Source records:
====================

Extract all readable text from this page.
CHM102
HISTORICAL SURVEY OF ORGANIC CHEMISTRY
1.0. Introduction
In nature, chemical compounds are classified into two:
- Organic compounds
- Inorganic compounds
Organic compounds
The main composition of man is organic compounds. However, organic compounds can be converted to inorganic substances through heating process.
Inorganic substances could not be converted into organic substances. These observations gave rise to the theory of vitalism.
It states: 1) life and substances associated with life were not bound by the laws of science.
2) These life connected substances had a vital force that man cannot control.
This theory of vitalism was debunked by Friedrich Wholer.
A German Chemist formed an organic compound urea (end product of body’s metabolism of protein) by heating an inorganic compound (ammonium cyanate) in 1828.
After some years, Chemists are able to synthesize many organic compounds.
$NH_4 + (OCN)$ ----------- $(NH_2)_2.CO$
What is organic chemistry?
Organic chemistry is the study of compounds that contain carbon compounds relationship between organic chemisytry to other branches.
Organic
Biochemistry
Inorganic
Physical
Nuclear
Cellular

====================

EXERCISE INSTRUCTIONS:
Set the data above down again in full, exactly as it reads.

YOUR SOLUTION:
Extract all readable text from this page.
CHM102
HISTORICAL SURVEY OF ORGANIC CHEMISTRY
1.0. Introduction
In nature, chemical compounds are classified into two:
- Organic compounds
- Inorganic compounds
Organic compounds
The main composition of man is organic compounds. However, organic compounds can be converted to inorganic substances through heating process.
Inorganic substances could not be converted into organic substances. These observations gave rise to the theory of vitalism.
It states: 1) life and substances associated with life were not bound by the laws of science.
2) These life connected substances had a vital force that man cannot control.
This theory of vitalism was debunked by Friedrich Wholer.
A German Chemist formed an organic compound urea (end product of body’s metabolism of protein) by heating an inorganic compound (ammonium cyanate) in 1828.
After some years, Chemists are able to synthesize many organic compounds.
$NH_4 + (OCN)$ ----------- $(NH_2)_2.CO$
What is organic chemistry?
Organic chemistry is the study of compounds that contain carbon compounds relationship between organic chemisytry to other branches.
Organic
Biochemistry
Inorganic
Physical
Nuclear
Cellular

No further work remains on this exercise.